### [Extrait du texte]
Mais suis-je seul héritier?
MOSCA.
Sans associé, seigneur, confirmé de ce matin.
La cire est chaude encore, et l'encre à peine séchée
Sur le parchemin.
VOLTORE.
Heureux, heureux homme que je suis!
Par quelle bonne chance; cher Mosca?
MOSCA.
Votre mérite, seigneur.
Je n'y connais pas d'autre cause.
Et il lui détaille l'affluence des biens où il va nager, l'or qui va ruisseler sur lui, l'opulence qui va couler dans sa maison comme un fleuve. «Quand voulez-vous que je vous apporte votre inventaire, seigneur? ou bien la copie du testament?» C'est avec ces paroles précises, avec ces détails sensibles qu'on allume les imaginations. Aussi, coup sur coup, les héritiers accourent comme des bêtes de proie. Le second est un vieil avare, Corbaccio, sourd, cassé, presque mourant, et qui pourtant espère survivre à Volpone. Pour en être plus sûr, il voudrait bien lui faire donner par Mosca un bon narcotique. Il l'a sur lui, cet excellent narcotique, il l'a fait préparer sous ses yeux, il le propose. Sa joie en trouvant Volpone plus malade que lui est d'un comique amer. «Comment va-t-il?»
MOSCA.
Sa bouche est toujours entr'ouverte, et ses paupières fermées.

### [Données d'entrée]
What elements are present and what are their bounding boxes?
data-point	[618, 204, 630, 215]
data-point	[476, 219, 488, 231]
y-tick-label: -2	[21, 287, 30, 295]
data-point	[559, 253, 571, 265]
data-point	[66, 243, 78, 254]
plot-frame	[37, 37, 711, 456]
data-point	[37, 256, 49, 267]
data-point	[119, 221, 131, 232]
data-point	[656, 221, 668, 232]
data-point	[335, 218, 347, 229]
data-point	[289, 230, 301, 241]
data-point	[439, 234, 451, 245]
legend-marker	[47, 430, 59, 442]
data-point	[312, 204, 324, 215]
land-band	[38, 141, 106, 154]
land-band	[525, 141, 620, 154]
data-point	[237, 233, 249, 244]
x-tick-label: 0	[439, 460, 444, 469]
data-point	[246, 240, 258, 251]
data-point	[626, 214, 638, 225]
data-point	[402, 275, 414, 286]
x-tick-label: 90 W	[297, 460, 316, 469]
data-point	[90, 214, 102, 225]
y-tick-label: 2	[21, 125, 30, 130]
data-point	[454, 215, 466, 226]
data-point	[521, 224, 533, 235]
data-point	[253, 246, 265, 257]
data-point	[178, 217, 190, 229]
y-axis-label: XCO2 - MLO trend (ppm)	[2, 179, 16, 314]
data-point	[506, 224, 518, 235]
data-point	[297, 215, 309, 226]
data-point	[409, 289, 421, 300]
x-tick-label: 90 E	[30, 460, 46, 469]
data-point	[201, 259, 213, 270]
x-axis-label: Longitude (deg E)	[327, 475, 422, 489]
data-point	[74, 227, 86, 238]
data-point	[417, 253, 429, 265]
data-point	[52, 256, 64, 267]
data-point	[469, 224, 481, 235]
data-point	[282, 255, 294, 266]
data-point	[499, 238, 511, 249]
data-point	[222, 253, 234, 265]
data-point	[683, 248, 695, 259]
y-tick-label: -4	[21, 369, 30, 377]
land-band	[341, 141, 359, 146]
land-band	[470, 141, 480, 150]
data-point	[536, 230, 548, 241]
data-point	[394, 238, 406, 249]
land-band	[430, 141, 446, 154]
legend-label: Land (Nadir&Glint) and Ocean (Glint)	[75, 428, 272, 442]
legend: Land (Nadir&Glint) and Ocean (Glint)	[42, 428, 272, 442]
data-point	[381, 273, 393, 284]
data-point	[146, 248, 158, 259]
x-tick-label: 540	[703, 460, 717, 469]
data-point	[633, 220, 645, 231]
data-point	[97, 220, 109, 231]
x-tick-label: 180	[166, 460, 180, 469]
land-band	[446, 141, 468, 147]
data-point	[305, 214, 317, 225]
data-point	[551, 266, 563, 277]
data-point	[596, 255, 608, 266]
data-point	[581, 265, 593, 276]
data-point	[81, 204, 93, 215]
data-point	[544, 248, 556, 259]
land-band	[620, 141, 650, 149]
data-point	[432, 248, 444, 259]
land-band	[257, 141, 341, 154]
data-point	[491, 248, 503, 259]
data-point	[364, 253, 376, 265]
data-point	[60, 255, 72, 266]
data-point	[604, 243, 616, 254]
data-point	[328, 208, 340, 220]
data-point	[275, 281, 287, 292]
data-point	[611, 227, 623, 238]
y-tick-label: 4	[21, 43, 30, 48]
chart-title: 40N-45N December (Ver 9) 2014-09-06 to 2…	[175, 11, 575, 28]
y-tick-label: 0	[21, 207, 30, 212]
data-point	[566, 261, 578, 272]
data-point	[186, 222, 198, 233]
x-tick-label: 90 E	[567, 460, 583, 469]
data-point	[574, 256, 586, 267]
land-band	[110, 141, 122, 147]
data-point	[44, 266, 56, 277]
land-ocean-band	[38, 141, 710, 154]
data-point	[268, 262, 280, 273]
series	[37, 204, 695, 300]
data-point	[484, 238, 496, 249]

### [Énoncé du problème]
Recopiez le passage sur Volpone ci-dessus, depuis « La cire est » jusqu'à « pas d'autre cause. » inclus.

### [Résultat de l'exercice]
La cire est chaude encore, et l'encre à peine séchée
Sur le parchemin.
VOLTORE.
Heureux, heureux homme que je suis!
Par quelle bonne chance; cher Mosca?
MOSCA.
Votre mérite, seigneur.
Je n'y connais pas d'autre cause.